• _Problem_:
From the figure list in the patent text below, name every figure whose description mentions the "two-part bolt".
-- Start Text passage --
Various objects, features, aspects, and advantages of the present invention will become more apparent from the following detailed description of preferred embodiments of the invention, along with the accompanying drawings in which like numerals represent like components.

BRIEF DESCRIPTION OF THE SEVERAL VIEWS OF THE DRAWING(S)

FIG. 1 shows a perspective view of the exterior of a launcher.

FIG. 2 shows a sectional view of a prior art launcher with the internal components.

FIG. 3 shows the external assembly of the launcher without cosmetic housings.

FIG. 4 show a sectional view of a novel launcher.

FIG. 5A shows a detail sectional view of the interface of the two parts of the two-part bolt with the two-part bolt extended.

FIG. 5B shows a detail sectional view of the interface of the two parts of the two-part bolt with the two-part bolt compressed.

FIG. 6 shows a cross sectional view of the launcher with the hammer in the back position.

FIG. 7 shows a cross sectional view of the launcher as the two-part bolt begins to compress.

FIG. 8 shows a cross sectional view of the launcher with the two-part bolt in full compression.

FIG. 9A-9C shows a detailed views of the bolt in movement.
-- End Text passage --
-- Start Supplied records --
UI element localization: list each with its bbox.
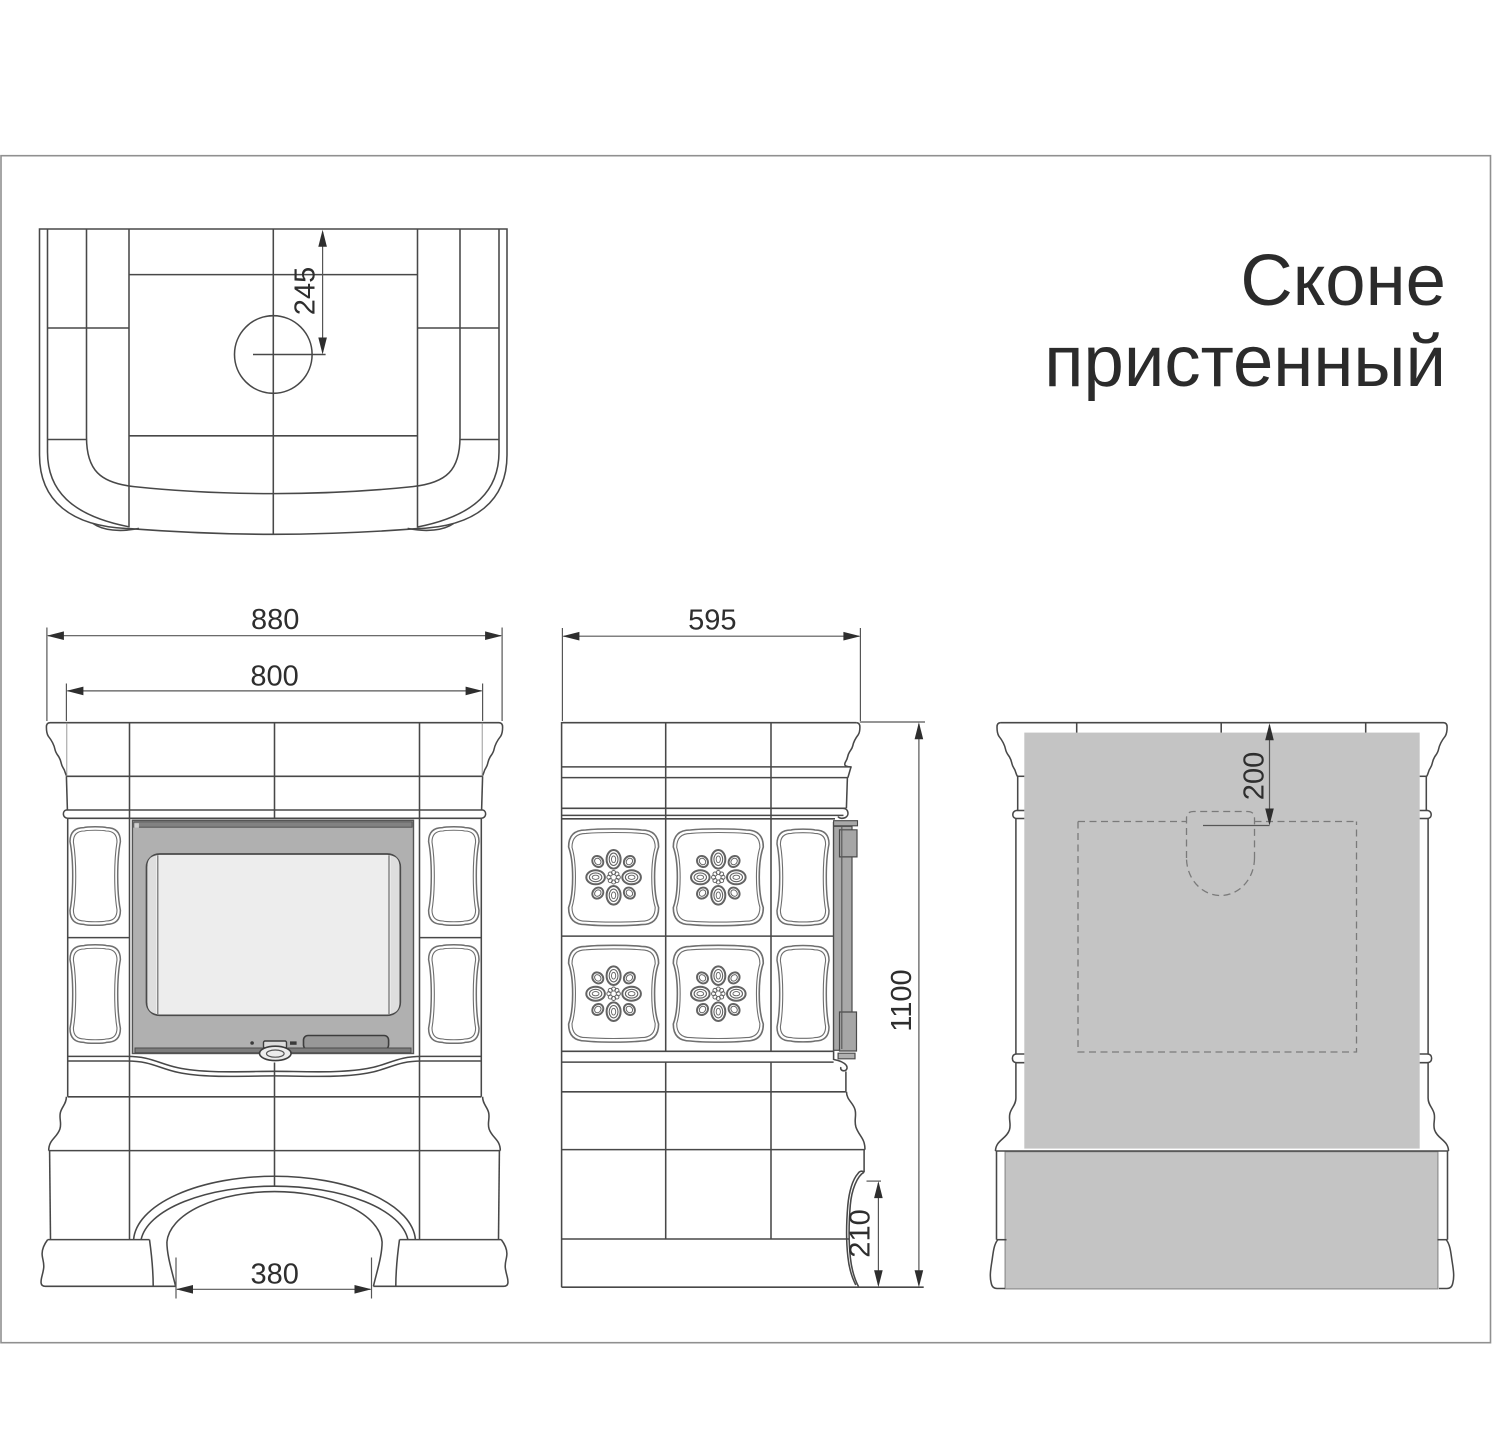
svg-text:200: 200	[1239, 752, 1271, 800]
svg-text:пристенный: пристенный	[1044, 321, 1446, 402]
svg-text:1100: 1100	[886, 969, 918, 1031]
svg-text:Сконе: Сконе	[1240, 240, 1446, 321]
svg-text:595: 595	[688, 605, 736, 637]
svg-text:380: 380	[251, 1259, 299, 1291]
svg-text:245: 245	[290, 267, 322, 315]
svg-text:800: 800	[250, 661, 298, 693]
svg-text:880: 880	[251, 604, 299, 636]
svg-text:210: 210	[845, 1209, 877, 1257]
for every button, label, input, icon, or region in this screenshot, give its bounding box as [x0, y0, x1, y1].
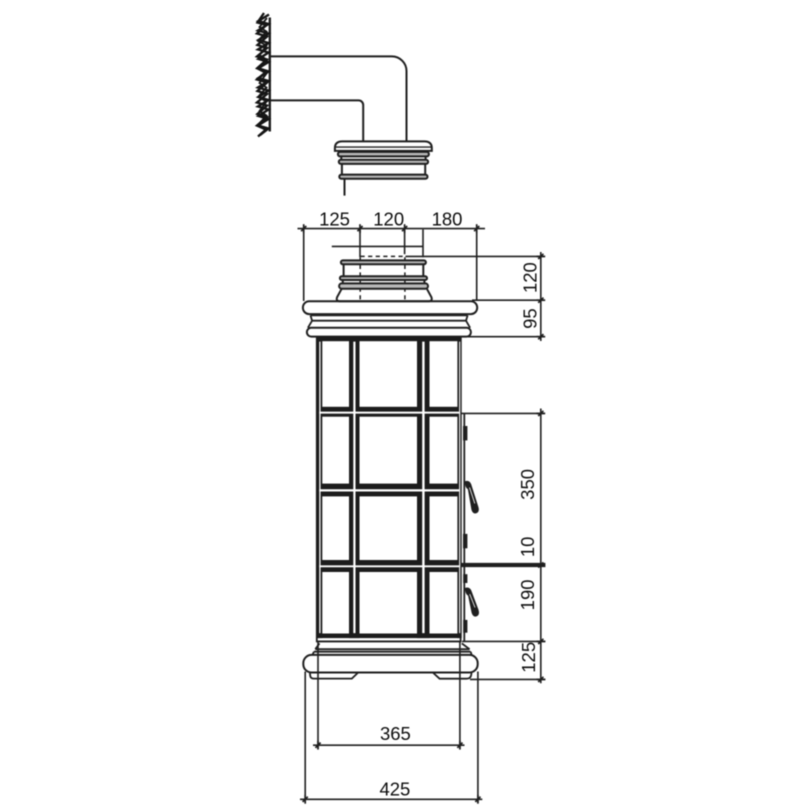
svg-text:95: 95	[519, 308, 540, 329]
svg-text:125: 125	[319, 209, 350, 230]
svg-text:120: 120	[373, 209, 404, 230]
svg-text:180: 180	[432, 209, 463, 230]
svg-text:350: 350	[517, 469, 538, 500]
svg-text:120: 120	[519, 262, 540, 293]
svg-text:365: 365	[380, 723, 411, 744]
svg-text:125: 125	[518, 642, 539, 673]
svg-text:190: 190	[517, 579, 538, 610]
svg-text:425: 425	[379, 779, 410, 800]
svg-text:10: 10	[517, 537, 538, 558]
-- End Supplied records --
• _Full output_:
FIG. 5A, FIG. 5B, FIG. 7, FIG. 8